» **Exercise prompt**: Retype the material that follows, keeping every word as it is.
_ _ _ _ _
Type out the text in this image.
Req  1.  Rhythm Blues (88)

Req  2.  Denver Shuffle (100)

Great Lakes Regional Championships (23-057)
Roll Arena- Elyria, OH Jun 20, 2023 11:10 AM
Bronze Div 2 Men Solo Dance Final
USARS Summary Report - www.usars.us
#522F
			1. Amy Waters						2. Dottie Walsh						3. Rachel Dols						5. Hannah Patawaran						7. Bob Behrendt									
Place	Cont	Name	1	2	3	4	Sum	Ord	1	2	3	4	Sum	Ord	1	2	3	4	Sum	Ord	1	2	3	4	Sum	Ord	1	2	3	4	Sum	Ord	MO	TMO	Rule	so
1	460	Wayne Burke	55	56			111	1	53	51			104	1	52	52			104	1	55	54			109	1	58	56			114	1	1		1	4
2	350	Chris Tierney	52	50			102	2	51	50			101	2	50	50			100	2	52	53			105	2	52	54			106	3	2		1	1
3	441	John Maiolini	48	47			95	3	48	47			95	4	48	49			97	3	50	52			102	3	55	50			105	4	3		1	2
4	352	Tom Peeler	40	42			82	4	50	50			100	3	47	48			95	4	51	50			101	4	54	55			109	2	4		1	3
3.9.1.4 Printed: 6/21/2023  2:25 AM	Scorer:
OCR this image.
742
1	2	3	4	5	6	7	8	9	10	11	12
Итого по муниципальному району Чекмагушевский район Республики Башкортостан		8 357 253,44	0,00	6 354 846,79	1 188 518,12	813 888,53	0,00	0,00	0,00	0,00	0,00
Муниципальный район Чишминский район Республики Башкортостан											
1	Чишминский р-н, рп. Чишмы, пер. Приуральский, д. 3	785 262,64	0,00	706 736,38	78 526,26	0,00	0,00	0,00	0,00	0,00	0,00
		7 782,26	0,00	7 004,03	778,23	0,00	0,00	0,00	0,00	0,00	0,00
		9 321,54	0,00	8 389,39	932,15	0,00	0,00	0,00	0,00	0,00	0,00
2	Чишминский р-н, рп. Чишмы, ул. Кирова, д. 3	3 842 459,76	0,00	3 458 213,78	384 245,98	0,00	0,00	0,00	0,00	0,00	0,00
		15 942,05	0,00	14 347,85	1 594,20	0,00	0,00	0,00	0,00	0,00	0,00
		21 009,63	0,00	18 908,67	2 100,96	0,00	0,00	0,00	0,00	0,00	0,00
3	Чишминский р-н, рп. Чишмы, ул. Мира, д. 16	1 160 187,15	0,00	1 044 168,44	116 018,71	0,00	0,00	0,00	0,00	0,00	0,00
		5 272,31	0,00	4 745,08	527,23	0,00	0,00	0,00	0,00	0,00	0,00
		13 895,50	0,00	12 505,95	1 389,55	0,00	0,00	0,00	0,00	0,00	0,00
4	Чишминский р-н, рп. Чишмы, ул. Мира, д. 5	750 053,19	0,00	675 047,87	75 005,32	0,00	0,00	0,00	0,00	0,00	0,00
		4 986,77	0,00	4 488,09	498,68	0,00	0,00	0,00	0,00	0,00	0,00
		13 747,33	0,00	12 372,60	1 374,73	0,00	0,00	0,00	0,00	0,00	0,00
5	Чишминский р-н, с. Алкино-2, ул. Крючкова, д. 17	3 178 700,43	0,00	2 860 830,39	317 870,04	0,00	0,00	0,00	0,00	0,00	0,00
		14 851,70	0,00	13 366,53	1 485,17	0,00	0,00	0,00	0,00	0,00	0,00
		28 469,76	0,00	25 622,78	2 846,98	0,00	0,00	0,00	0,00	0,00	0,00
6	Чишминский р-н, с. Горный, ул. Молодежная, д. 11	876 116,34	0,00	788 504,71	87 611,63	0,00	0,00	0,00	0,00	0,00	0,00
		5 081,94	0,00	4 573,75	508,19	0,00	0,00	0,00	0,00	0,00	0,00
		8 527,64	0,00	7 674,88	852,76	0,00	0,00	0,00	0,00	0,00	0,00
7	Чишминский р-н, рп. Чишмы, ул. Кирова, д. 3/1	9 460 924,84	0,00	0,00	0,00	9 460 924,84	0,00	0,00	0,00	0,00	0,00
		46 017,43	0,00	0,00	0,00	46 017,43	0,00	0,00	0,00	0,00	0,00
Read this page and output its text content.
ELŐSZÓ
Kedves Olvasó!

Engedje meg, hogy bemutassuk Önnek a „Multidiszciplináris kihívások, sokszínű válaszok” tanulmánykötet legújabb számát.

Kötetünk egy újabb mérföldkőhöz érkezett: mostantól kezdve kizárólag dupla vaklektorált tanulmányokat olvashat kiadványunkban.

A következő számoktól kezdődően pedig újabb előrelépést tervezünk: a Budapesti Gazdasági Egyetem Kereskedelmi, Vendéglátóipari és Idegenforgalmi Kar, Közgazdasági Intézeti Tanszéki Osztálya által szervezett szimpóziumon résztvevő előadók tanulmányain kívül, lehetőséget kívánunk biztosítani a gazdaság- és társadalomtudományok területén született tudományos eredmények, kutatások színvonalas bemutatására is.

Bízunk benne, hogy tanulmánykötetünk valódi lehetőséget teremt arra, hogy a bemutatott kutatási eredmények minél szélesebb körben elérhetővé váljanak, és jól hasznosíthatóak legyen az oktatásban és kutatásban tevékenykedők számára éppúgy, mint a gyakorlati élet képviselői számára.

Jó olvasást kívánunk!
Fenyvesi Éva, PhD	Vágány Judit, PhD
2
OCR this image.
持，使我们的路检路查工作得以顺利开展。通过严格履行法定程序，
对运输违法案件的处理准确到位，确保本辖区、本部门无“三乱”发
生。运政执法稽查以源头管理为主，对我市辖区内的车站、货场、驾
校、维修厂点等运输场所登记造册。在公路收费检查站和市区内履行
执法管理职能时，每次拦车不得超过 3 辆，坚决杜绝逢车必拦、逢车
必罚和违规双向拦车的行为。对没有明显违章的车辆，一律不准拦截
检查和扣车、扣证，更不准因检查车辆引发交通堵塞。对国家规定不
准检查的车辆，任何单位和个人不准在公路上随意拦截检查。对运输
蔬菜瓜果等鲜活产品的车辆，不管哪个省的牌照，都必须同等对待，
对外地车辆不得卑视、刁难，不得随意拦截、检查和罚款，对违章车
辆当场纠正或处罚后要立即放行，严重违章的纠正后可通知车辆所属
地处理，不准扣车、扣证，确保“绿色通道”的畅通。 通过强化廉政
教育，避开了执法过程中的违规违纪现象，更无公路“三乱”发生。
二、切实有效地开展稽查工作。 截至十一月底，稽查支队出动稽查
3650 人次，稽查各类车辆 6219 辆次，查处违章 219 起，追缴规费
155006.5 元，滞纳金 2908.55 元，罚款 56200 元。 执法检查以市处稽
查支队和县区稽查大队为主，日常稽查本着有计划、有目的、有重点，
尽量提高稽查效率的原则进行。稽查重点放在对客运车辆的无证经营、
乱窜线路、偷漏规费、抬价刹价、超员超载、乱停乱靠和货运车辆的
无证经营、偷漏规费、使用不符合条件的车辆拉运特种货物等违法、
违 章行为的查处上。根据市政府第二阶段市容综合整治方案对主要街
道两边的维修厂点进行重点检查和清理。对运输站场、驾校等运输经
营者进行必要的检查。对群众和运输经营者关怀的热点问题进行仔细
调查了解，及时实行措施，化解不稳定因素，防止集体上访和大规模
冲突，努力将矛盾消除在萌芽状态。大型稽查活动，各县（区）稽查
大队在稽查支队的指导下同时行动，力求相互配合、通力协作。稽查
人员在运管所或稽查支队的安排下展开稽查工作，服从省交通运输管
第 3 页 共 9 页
_ _ _ _ _
» **Result for this exercise**:
Type out the text in this image.
Req  1.  Rhythm Blues (88)

Req  2.  Denver Shuffle (100)

Great Lakes Regional Championships (23-057)
Roll Arena- Elyria, OH Jun 20, 2023 11:10 AM
Bronze Div 2 Men Solo Dance Final
USARS Summary Report - www.usars.us
#522F
			1. Amy Waters						2. Dottie Walsh						3. Rachel Dols						5. Hannah Patawaran						7. Bob Behrendt									
Place	Cont	Name	1	2	3	4	Sum	Ord	1	2	3	4	Sum	Ord	1	2	3	4	Sum	Ord	1	2	3	4	Sum	Ord	1	2	3	4	Sum	Ord	MO	TMO	Rule	so
1	460	Wayne Burke	55	56			111	1	53	51			104	1	52	52			104	1	55	54			109	1	58	56			114	1	1		1	4
2	350	Chris Tierney	52	50			102	2	51	50			101	2	50	50			100	2	52	53			105	2	52	54			106	3	2		1	1
3	441	John Maiolini	48	47			95	3	48	47			95	4	48	49			97	3	50	52			102	3	55	50			105	4	3		1	2
4	352	Tom Peeler	40	42			82	4	50	50			100	3	47	48			95	4	51	50			101	4	54	55			109	2	4		1	3
3.9.1.4 Printed: 6/21/2023  2:25 AM	Scorer:
OCR this image.
742
1	2	3	4	5	6	7	8	9	10	11	12
Итого по муниципальному району Чекмагушевский район Республики Башкортостан		8 357 253,44	0,00	6 354 846,79	1 188 518,12	813 888,53	0,00	0,00	0,00	0,00	0,00
Муниципальный район Чишминский район Республики Башкортостан											
1	Чишминский р-н, рп. Чишмы, пер. Приуральский, д. 3	785 262,64	0,00	706 736,38	78 526,26	0,00	0,00	0,00	0,00	0,00	0,00
		7 782,26	0,00	7 004,03	778,23	0,00	0,00	0,00	0,00	0,00	0,00
		9 321,54	0,00	8 389,39	932,15	0,00	0,00	0,00	0,00	0,00	0,00
2	Чишминский р-н, рп. Чишмы, ул. Кирова, д. 3	3 842 459,76	0,00	3 458 213,78	384 245,98	0,00	0,00	0,00	0,00	0,00	0,00
		15 942,05	0,00	14 347,85	1 594,20	0,00	0,00	0,00	0,00	0,00	0,00
		21 009,63	0,00	18 908,67	2 100,96	0,00	0,00	0,00	0,00	0,00	0,00
3	Чишминский р-н, рп. Чишмы, ул. Мира, д. 16	1 160 187,15	0,00	1 044 168,44	116 018,71	0,00	0,00	0,00	0,00	0,00	0,00
		5 272,31	0,00	4 745,08	527,23	0,00	0,00	0,00	0,00	0,00	0,00
		13 895,50	0,00	12 505,95	1 389,55	0,00	0,00	0,00	0,00	0,00	0,00
4	Чишминский р-н, рп. Чишмы, ул. Мира, д. 5	750 053,19	0,00	675 047,87	75 005,32	0,00	0,00	0,00	0,00	0,00	0,00
		4 986,77	0,00	4 488,09	498,68	0,00	0,00	0,00	0,00	0,00	0,00
		13 747,33	0,00	12 372,60	1 374,73	0,00	0,00	0,00	0,00	0,00	0,00
5	Чишминский р-н, с. Алкино-2, ул. Крючкова, д. 17	3 178 700,43	0,00	2 860 830,39	317 870,04	0,00	0,00	0,00	0,00	0,00	0,00
		14 851,70	0,00	13 366,53	1 485,17	0,00	0,00	0,00	0,00	0,00	0,00
		28 469,76	0,00	25 622,78	2 846,98	0,00	0,00	0,00	0,00	0,00	0,00
6	Чишминский р-н, с. Горный, ул. Молодежная, д. 11	876 116,34	0,00	788 504,71	87 611,63	0,00	0,00	0,00	0,00	0,00	0,00
		5 081,94	0,00	4 573,75	508,19	0,00	0,00	0,00	0,00	0,00	0,00
		8 527,64	0,00	7 674,88	852,76	0,00	0,00	0,00	0,00	0,00	0,00
7	Чишминский р-н, рп. Чишмы, ул. Кирова, д. 3/1	9 460 924,84	0,00	0,00	0,00	9 460 924,84	0,00	0,00	0,00	0,00	0,00
		46 017,43	0,00	0,00	0,00	46 017,43	0,00	0,00	0,00	0,00	0,00
Read this page and output its text content.
ELŐSZÓ
Kedves Olvasó!

Engedje meg, hogy bemutassuk Önnek a „Multidiszciplináris kihívások, sokszínű válaszok” tanulmánykötet legújabb számát.

Kötetünk egy újabb mérföldkőhöz érkezett: mostantól kezdve kizárólag dupla vaklektorált tanulmányokat olvashat kiadványunkban.

A következő számoktól kezdődően pedig újabb előrelépést tervezünk: a Budapesti Gazdasági Egyetem Kereskedelmi, Vendéglátóipari és Idegenforgalmi Kar, Közgazdasági Intézeti Tanszéki Osztálya által szervezett szimpóziumon résztvevő előadók tanulmányain kívül, lehetőséget kívánunk biztosítani a gazdaság- és társadalomtudományok területén született tudományos eredmények, kutatások színvonalas bemutatására is.

Bízunk benne, hogy tanulmánykötetünk valódi lehetőséget teremt arra, hogy a bemutatott kutatási eredmények minél szélesebb körben elérhetővé váljanak, és jól hasznosíthatóak legyen az oktatásban és kutatásban tevékenykedők számára éppúgy, mint a gyakorlati élet képviselői számára.

Jó olvasást kívánunk!
Fenyvesi Éva, PhD	Vágány Judit, PhD
2
OCR this image.
持，使我们的路检路查工作得以顺利开展。通过严格履行法定程序，
对运输违法案件的处理准确到位，确保本辖区、本部门无“三乱”发
生。运政执法稽查以源头管理为主，对我市辖区内的车站、货场、驾
校、维修厂点等运输场所登记造册。在公路收费检查站和市区内履行
执法管理职能时，每次拦车不得超过 3 辆，坚决杜绝逢车必拦、逢车
必罚和违规双向拦车的行为。对没有明显违章的车辆，一律不准拦截
检查和扣车、扣证，更不准因检查车辆引发交通堵塞。对国家规定不
准检查的车辆，任何单位和个人不准在公路上随意拦截检查。对运输
蔬菜瓜果等鲜活产品的车辆，不管哪个省的牌照，都必须同等对待，
对外地车辆不得卑视、刁难，不得随意拦截、检查和罚款，对违章车
辆当场纠正或处罚后要立即放行，严重违章的纠正后可通知车辆所属
地处理，不准扣车、扣证，确保“绿色通道”的畅通。 通过强化廉政
教育，避开了执法过程中的违规违纪现象，更无公路“三乱”发生。
二、切实有效地开展稽查工作。 截至十一月底，稽查支队出动稽查
3650 人次，稽查各类车辆 6219 辆次，查处违章 219 起，追缴规费
155006.5 元，滞纳金 2908.55 元，罚款 56200 元。 执法检查以市处稽
查支队和县区稽查大队为主，日常稽查本着有计划、有目的、有重点，
尽量提高稽查效率的原则进行。稽查重点放在对客运车辆的无证经营、
乱窜线路、偷漏规费、抬价刹价、超员超载、乱停乱靠和货运车辆的
无证经营、偷漏规费、使用不符合条件的车辆拉运特种货物等违法、
违 章行为的查处上。根据市政府第二阶段市容综合整治方案对主要街
道两边的维修厂点进行重点检查和清理。对运输站场、驾校等运输经
营者进行必要的检查。对群众和运输经营者关怀的热点问题进行仔细
调查了解，及时实行措施，化解不稳定因素，防止集体上访和大规模
冲突，努力将矛盾消除在萌芽状态。大型稽查活动，各县（区）稽查
大队在稽查支队的指导下同时行动，力求相互配合、通力协作。稽查
人员在运管所或稽查支队的安排下展开稽查工作，服从省交通运输管
第 3 页 共 9 页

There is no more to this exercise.